- _STATED PROBLEM_: Records follow. Select each line holding "Spiral".

- _ENTRIES SHOWN_:
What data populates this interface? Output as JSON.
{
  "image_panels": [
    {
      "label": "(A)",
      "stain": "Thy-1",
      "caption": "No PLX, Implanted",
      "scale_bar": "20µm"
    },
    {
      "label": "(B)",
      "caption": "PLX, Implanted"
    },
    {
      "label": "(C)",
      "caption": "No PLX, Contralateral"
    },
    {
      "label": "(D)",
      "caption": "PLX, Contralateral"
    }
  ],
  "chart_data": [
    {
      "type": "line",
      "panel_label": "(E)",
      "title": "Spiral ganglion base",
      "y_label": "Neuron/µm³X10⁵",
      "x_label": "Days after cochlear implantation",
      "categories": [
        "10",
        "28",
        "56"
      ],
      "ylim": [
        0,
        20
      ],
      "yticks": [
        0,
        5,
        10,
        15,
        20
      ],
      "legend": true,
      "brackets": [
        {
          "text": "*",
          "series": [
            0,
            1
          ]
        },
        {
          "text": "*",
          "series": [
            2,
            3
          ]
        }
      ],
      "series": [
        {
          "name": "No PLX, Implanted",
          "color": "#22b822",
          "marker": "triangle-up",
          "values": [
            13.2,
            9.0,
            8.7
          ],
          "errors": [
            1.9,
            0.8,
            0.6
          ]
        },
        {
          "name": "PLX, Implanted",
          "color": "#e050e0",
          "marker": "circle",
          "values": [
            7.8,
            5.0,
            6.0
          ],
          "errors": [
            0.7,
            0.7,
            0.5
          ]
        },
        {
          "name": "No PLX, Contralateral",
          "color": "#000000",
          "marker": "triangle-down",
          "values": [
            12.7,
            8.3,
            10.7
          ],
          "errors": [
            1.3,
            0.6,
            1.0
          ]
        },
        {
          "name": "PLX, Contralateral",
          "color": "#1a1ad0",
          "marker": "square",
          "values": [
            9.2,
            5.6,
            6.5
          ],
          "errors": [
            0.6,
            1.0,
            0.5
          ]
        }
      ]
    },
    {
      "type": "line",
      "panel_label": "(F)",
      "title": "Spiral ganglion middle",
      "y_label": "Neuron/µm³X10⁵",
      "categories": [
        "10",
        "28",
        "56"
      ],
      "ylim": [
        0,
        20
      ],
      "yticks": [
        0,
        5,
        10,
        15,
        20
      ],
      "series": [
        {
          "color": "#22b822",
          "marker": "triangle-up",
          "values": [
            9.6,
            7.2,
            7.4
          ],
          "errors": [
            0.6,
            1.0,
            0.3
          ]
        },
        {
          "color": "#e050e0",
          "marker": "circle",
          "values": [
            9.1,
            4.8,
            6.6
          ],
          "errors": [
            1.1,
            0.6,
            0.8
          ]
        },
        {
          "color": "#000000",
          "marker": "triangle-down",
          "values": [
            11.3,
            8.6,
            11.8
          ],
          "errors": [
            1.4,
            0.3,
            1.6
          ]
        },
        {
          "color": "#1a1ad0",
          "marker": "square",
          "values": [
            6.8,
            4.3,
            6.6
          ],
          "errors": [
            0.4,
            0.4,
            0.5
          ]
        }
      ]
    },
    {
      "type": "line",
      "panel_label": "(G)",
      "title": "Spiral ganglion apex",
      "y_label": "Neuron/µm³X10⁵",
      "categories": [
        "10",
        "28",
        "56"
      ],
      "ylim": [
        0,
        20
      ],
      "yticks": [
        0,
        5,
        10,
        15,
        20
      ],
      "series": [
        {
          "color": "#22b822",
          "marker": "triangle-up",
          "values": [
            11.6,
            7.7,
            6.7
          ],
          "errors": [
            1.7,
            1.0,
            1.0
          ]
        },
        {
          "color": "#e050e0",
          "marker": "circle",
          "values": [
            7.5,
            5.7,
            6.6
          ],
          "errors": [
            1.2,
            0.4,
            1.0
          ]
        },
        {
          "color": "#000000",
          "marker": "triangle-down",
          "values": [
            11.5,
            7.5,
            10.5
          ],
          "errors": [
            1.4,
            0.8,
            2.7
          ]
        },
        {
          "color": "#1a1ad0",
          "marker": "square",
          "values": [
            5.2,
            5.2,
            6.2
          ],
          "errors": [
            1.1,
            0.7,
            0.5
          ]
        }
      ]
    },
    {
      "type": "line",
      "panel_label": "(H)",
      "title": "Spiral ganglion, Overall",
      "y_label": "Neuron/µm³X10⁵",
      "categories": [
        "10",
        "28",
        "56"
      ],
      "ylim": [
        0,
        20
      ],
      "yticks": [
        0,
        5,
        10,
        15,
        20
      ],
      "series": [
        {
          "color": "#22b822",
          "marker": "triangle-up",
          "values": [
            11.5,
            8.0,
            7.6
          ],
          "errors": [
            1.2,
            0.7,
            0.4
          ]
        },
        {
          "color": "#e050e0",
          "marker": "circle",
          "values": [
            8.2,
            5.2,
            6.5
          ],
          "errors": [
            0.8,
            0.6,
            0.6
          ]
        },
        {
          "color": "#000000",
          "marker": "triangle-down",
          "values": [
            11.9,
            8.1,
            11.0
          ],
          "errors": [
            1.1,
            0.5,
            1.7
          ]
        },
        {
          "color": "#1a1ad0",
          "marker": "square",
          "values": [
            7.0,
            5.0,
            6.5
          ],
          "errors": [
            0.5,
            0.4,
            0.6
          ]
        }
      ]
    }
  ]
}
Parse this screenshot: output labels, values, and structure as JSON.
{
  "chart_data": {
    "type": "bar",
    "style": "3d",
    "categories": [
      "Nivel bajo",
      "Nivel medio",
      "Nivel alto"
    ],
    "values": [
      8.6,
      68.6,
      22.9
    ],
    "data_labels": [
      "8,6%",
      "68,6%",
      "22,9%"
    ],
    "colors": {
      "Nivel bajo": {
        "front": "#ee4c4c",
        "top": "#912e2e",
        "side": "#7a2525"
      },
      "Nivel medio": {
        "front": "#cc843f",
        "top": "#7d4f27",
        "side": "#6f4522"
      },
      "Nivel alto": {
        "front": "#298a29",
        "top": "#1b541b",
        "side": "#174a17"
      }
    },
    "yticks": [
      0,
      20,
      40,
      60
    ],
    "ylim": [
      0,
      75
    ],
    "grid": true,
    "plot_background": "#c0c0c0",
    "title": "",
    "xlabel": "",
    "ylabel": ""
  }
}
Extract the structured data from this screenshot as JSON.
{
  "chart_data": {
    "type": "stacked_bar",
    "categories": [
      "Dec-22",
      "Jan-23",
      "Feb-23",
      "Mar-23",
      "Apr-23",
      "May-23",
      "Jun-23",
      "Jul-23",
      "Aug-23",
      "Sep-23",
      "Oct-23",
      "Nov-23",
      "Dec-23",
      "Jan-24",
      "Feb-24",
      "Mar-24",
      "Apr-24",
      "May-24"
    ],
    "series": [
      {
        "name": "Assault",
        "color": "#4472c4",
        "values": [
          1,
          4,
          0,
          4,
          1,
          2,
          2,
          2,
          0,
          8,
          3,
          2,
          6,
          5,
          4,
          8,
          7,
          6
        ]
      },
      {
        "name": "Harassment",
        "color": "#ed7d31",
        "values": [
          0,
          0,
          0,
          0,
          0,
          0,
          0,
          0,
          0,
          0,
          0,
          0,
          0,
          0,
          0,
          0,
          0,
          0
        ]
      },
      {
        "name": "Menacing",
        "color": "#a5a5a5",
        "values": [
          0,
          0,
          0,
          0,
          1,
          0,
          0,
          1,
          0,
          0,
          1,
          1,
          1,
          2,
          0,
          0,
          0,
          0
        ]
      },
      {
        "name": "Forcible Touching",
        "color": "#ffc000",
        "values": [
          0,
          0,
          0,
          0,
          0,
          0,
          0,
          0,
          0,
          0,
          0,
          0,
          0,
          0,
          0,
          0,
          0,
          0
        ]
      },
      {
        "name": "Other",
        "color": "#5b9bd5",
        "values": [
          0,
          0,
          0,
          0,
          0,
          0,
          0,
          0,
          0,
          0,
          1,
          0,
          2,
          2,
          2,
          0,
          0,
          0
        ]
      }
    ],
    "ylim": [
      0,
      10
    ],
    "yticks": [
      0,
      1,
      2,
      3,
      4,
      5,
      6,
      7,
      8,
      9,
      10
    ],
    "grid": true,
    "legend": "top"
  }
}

- _FINISHED EXERCISE_:
      "title": "Spiral ganglion base",
      "title": "Spiral ganglion middle",
      "title": "Spiral ganglion apex",
      "title": "Spiral ganglion, Overall",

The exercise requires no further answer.